**What to do**
Copy out each line of the data that holds the word "Châu".

## BEGIN Data listing

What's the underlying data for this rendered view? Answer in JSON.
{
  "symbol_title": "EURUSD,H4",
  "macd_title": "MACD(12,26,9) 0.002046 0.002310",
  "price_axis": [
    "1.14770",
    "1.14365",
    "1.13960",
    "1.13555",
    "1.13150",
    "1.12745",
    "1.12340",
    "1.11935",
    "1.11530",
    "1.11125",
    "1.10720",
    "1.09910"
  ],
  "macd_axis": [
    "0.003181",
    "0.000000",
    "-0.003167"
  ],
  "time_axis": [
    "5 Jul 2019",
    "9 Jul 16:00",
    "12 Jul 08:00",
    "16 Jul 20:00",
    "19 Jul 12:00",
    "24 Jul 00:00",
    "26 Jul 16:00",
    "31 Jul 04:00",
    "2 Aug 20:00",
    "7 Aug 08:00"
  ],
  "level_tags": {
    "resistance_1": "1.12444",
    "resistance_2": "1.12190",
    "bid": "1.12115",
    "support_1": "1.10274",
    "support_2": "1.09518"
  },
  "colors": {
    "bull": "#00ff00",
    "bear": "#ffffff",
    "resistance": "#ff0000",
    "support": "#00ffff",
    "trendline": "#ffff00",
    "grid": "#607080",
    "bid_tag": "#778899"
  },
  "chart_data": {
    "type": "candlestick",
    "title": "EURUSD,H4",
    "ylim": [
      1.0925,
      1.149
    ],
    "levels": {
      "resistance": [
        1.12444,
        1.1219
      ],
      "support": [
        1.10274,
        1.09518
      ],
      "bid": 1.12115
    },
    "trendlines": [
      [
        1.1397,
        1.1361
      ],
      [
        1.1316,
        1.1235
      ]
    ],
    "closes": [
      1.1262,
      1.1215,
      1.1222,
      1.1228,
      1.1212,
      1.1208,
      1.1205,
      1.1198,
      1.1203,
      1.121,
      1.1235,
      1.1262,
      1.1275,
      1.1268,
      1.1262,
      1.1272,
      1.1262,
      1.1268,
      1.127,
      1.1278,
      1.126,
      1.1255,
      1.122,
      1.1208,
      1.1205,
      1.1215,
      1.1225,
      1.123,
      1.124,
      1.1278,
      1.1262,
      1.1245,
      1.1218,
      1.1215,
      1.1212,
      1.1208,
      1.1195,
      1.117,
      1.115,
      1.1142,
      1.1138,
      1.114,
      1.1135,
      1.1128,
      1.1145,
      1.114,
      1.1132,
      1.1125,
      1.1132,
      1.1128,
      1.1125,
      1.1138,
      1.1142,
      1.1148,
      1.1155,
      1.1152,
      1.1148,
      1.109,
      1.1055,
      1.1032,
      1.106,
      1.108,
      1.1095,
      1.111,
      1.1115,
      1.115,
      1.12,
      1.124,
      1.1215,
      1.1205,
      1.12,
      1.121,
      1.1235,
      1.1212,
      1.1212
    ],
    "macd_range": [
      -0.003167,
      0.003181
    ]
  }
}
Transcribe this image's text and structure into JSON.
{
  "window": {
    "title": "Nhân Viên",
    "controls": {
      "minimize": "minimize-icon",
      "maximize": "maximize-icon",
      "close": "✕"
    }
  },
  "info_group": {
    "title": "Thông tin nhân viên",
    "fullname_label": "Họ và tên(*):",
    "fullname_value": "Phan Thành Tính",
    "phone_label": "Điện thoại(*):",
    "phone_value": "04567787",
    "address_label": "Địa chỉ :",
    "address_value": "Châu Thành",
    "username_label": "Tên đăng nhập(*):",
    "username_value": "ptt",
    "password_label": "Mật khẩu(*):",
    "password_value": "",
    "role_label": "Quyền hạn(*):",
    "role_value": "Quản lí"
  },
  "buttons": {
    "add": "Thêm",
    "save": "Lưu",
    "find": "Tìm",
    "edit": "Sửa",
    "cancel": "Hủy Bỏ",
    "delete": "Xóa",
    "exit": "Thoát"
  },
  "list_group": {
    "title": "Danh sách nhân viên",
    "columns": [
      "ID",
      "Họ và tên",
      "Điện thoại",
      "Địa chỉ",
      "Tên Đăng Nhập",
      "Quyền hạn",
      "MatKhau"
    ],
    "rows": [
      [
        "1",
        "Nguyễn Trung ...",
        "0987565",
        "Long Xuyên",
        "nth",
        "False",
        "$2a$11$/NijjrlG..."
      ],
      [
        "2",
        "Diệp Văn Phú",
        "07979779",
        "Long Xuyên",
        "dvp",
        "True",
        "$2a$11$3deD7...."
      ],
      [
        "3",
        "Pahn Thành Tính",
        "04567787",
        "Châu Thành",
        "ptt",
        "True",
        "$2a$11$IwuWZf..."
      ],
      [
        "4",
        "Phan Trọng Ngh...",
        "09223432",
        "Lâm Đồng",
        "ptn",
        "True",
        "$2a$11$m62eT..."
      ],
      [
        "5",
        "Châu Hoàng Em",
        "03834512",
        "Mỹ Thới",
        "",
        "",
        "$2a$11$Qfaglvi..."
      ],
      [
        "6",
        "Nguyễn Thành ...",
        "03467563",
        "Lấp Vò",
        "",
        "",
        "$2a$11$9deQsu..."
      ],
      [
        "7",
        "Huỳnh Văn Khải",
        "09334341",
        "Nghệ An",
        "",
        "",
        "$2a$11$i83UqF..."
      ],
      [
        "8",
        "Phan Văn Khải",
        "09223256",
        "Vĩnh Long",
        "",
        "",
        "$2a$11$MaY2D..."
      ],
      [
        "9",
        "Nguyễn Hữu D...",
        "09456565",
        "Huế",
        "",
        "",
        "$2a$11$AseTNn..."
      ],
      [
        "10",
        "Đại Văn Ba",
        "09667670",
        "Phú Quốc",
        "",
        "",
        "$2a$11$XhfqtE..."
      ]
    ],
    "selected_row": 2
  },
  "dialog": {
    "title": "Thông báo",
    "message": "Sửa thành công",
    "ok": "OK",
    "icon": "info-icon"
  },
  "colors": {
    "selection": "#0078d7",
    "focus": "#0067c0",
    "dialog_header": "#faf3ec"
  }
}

## END Data listing

**Problem solution**
    "address_value": "Châu Thành",
        "Châu Thành",
        "Châu Hoàng Em",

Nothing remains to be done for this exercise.